◆ **Your objective**
Records follow. Copy every line with "text".

◆ **Working data**
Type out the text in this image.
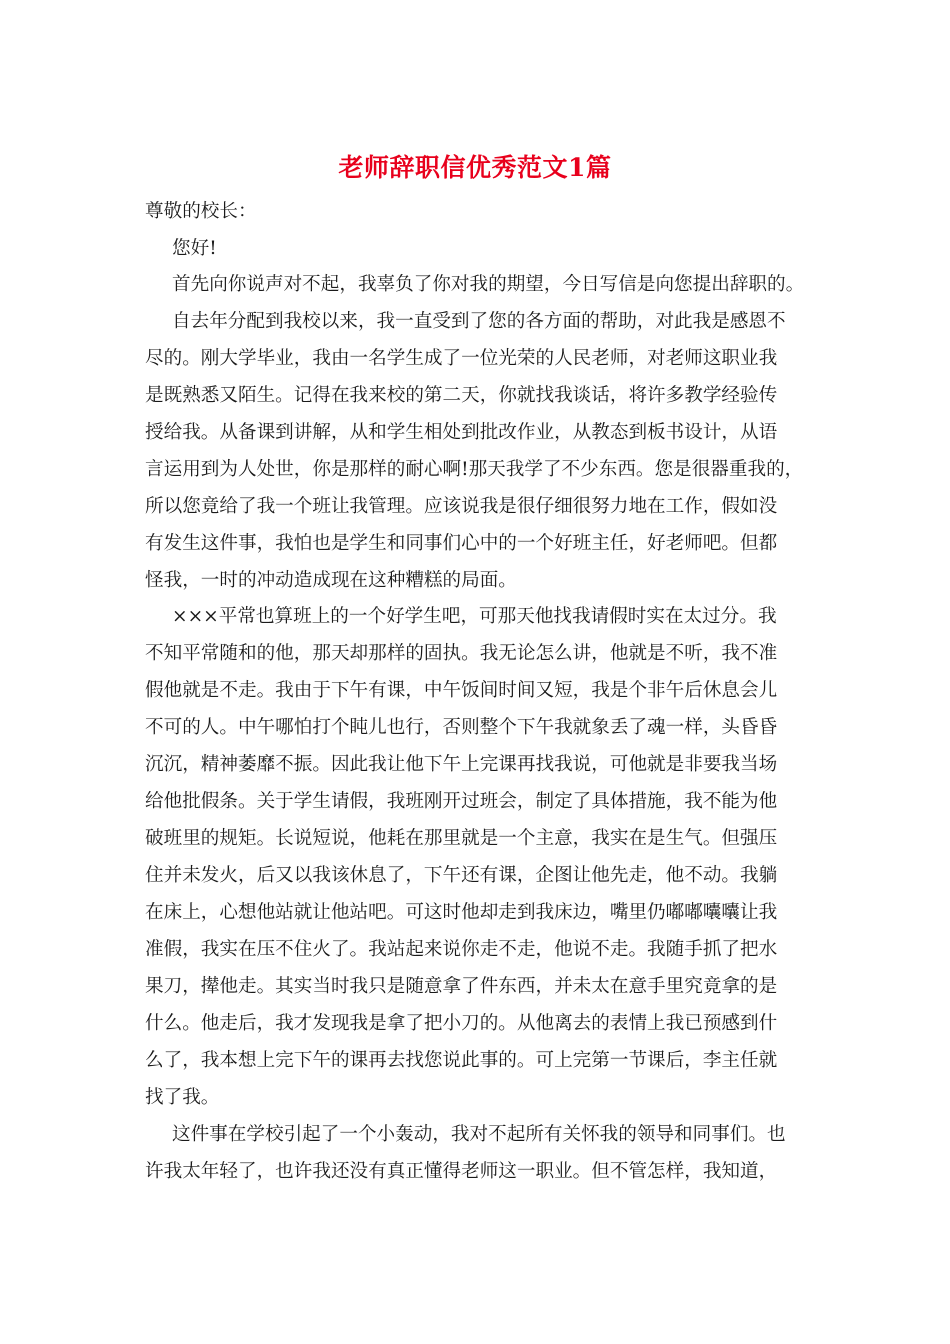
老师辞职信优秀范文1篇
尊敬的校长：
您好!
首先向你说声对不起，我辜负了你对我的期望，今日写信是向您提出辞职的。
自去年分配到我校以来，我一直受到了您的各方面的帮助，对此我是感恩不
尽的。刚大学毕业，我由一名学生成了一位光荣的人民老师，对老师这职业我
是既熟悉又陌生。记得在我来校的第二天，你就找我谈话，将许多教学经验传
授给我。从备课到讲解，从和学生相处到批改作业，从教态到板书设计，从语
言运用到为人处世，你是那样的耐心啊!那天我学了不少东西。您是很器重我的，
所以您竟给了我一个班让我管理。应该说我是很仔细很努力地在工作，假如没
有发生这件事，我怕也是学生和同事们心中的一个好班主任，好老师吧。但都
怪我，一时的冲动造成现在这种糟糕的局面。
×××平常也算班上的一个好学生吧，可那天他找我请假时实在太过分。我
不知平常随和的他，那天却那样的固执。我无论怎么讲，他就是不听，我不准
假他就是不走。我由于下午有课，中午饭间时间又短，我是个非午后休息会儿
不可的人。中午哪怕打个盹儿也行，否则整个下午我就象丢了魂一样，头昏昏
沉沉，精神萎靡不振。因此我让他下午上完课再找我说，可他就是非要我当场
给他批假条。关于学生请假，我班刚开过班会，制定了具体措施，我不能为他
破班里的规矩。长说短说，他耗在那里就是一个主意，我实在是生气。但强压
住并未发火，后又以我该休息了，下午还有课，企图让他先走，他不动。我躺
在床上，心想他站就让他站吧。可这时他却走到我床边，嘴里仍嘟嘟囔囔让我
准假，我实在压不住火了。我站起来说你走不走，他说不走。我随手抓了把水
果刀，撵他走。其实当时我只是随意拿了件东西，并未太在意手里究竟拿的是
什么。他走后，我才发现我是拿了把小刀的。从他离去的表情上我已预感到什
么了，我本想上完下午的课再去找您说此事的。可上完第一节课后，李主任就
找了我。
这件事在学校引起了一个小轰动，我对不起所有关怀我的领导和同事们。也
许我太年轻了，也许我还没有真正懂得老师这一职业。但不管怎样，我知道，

...

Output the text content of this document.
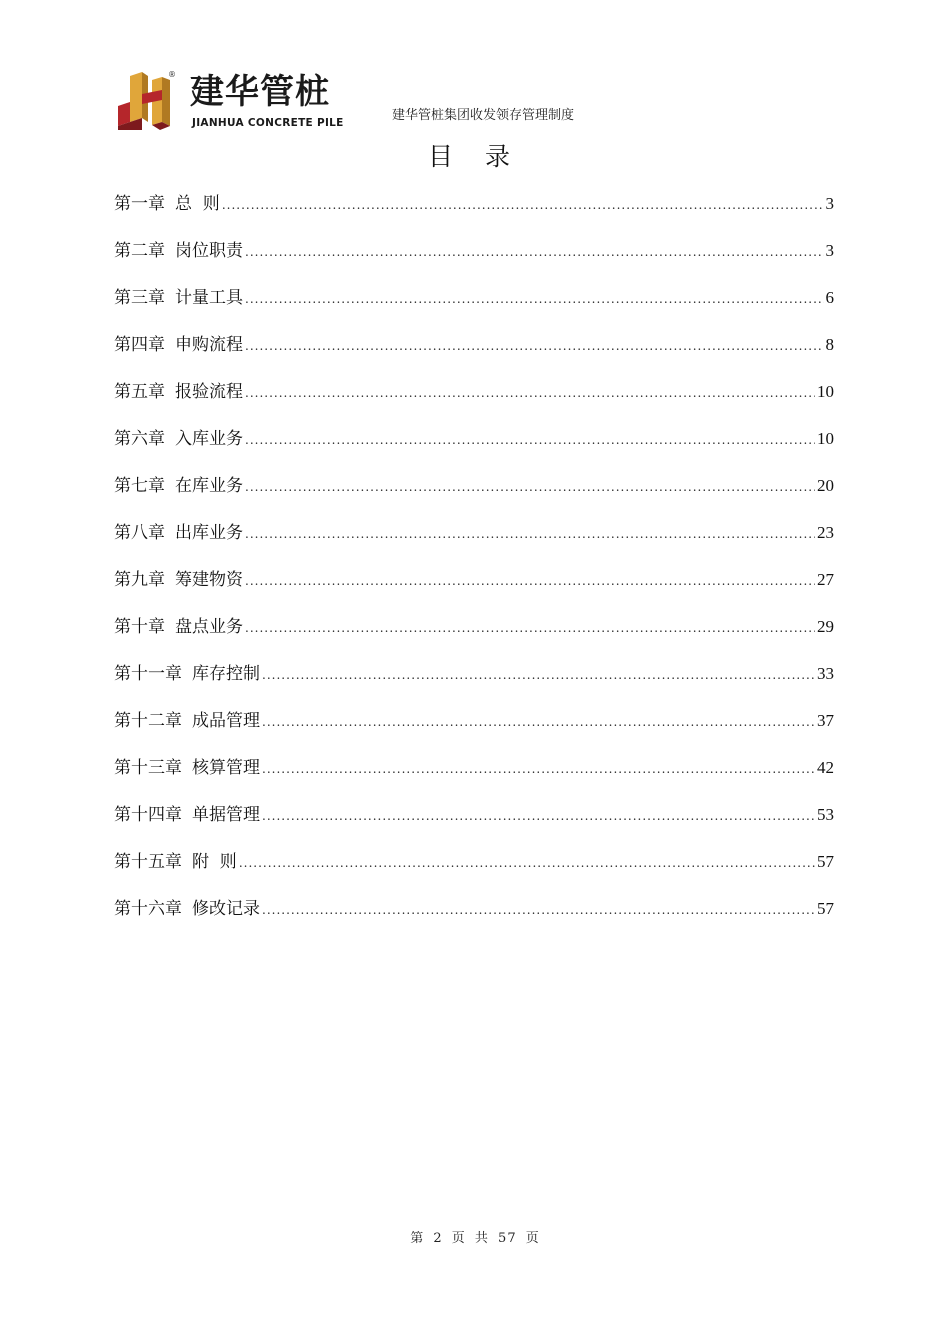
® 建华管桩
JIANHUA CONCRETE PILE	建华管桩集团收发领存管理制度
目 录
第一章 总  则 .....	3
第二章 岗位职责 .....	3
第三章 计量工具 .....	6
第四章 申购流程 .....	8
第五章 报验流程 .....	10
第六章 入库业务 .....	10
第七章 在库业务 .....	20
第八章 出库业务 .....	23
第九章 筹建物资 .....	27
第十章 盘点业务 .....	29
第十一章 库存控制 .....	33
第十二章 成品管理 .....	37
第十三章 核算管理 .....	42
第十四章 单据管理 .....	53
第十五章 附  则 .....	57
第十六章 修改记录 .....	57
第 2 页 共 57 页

◆ **Task solution**
Type out the text in this image.
Output the text content of this document.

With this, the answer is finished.